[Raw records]
'''
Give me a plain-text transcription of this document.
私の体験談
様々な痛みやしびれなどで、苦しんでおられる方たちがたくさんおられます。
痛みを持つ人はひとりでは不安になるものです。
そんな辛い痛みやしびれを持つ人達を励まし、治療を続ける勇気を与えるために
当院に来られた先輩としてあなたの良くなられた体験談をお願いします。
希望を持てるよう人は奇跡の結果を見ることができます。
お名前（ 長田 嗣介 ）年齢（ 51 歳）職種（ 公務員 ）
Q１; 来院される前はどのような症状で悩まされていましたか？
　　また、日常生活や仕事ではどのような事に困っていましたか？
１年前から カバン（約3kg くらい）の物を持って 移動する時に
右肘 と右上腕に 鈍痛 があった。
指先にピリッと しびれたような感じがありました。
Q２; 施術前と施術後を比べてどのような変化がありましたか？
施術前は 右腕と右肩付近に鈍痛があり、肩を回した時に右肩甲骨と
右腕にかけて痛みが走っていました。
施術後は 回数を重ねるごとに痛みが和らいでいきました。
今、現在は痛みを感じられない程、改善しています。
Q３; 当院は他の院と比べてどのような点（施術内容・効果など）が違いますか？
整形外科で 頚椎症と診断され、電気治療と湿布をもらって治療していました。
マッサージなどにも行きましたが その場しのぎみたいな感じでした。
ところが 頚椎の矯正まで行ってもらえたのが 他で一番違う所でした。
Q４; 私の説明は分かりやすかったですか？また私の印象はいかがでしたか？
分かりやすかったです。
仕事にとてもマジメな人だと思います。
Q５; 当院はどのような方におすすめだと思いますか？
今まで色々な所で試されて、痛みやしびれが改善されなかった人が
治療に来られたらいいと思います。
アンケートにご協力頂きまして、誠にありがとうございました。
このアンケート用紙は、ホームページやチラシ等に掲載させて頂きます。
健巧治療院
'''
Written request –
Write out the material from the first line to the last, exactly.

Answer to this problem –
Give me a plain-text transcription of this document.
私の体験談
様々な痛みやしびれなどで、苦しんでおられる方たちがたくさんおられます。
痛みを持つ人はひとりでは不安になるものです。
そんな辛い痛みやしびれを持つ人達を励まし、治療を続ける勇気を与えるために
当院に来られた先輩としてあなたの良くなられた体験談をお願いします。
希望を持てるよう人は奇跡の結果を見ることができます。
お名前（ 長田 嗣介 ）年齢（ 51 歳）職種（ 公務員 ）
Q１; 来院される前はどのような症状で悩まされていましたか？
　　また、日常生活や仕事ではどのような事に困っていましたか？
１年前から カバン（約3kg くらい）の物を持って 移動する時に
右肘 と右上腕に 鈍痛 があった。
指先にピリッと しびれたような感じがありました。
Q２; 施術前と施術後を比べてどのような変化がありましたか？
施術前は 右腕と右肩付近に鈍痛があり、肩を回した時に右肩甲骨と
右腕にかけて痛みが走っていました。
施術後は 回数を重ねるごとに痛みが和らいでいきました。
今、現在は痛みを感じられない程、改善しています。
Q３; 当院は他の院と比べてどのような点（施術内容・効果など）が違いますか？
整形外科で 頚椎症と診断され、電気治療と湿布をもらって治療していました。
マッサージなどにも行きましたが その場しのぎみたいな感じでした。
ところが 頚椎の矯正まで行ってもらえたのが 他で一番違う所でした。
Q４; 私の説明は分かりやすかったですか？また私の印象はいかがでしたか？
分かりやすかったです。
仕事にとてもマジメな人だと思います。
Q５; 当院はどのような方におすすめだと思いますか？
今まで色々な所で試されて、痛みやしびれが改善されなかった人が
治療に来られたらいいと思います。
アンケートにご協力頂きまして、誠にありがとうございました。
このアンケート用紙は、ホームページやチラシ等に掲載させて頂きます。
健巧治療院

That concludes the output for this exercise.